● **STATED EXERCISE**
Within the records below, find each line that holds the string "Regression", then copy it.

● **DATA EXTRACT**
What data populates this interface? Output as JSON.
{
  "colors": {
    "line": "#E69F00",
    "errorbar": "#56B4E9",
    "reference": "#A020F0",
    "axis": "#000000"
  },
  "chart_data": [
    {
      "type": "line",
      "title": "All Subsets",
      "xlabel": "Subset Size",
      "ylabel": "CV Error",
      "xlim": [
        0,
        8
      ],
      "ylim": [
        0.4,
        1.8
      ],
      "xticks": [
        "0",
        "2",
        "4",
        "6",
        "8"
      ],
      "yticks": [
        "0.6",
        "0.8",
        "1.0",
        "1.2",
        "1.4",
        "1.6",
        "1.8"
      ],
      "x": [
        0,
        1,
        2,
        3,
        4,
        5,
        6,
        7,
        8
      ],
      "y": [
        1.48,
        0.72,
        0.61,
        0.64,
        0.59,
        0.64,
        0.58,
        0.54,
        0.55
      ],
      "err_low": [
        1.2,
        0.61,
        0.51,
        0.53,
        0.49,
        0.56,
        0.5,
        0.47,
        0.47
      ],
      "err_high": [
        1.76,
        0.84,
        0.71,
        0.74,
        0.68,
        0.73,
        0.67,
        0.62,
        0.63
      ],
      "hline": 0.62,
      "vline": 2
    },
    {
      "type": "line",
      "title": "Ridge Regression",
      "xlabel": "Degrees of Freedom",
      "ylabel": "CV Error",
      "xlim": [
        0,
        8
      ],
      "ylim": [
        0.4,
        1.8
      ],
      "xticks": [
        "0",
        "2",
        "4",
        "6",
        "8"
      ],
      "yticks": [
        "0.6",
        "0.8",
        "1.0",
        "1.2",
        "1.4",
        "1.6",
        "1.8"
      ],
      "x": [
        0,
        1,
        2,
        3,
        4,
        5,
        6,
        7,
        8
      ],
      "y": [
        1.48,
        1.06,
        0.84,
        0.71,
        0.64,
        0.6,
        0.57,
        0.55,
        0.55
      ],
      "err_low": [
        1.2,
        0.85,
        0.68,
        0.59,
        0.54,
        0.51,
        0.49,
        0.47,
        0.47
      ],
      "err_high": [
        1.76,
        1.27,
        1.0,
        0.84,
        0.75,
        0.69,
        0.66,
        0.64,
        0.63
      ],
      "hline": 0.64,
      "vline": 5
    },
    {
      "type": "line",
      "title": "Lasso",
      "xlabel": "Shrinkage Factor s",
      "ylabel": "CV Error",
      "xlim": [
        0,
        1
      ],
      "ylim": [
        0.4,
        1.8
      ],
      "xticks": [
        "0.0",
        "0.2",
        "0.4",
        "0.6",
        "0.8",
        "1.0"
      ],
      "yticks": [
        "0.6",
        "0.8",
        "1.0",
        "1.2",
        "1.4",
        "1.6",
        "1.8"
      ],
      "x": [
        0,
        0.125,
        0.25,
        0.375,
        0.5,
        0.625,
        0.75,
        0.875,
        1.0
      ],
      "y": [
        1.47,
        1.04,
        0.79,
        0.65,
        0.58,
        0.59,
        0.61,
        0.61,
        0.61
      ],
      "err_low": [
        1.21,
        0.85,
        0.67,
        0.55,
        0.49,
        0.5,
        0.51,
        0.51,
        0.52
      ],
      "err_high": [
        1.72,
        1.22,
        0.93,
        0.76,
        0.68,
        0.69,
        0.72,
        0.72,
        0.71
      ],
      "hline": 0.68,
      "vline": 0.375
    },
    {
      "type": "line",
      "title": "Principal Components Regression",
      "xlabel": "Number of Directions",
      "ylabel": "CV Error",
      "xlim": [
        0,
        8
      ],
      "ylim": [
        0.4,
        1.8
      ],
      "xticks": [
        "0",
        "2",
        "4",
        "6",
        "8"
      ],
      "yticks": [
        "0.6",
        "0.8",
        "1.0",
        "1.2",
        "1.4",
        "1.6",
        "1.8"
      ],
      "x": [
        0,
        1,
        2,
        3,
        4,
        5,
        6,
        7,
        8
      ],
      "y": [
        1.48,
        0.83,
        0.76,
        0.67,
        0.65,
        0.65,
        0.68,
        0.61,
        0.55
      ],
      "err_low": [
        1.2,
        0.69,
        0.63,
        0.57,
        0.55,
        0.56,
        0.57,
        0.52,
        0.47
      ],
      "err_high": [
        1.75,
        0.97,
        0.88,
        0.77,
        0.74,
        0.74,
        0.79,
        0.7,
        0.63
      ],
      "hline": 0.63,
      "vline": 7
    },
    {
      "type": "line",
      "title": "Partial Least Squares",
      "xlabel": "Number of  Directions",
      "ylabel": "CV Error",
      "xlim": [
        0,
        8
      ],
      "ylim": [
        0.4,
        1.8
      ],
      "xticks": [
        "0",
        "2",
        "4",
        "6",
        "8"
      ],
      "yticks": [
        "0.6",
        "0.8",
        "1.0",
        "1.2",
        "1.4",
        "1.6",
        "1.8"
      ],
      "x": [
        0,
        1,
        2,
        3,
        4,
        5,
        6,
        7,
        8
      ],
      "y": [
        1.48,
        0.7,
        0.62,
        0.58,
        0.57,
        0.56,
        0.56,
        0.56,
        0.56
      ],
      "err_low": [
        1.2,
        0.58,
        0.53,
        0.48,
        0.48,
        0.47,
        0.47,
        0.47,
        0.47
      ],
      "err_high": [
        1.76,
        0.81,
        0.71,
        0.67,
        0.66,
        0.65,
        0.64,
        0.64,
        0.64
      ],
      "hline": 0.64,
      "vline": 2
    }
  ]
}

● **ANSWER FOR THE TASK**
      "title": "Ridge Regression",
      "title": "Principal Components Regression",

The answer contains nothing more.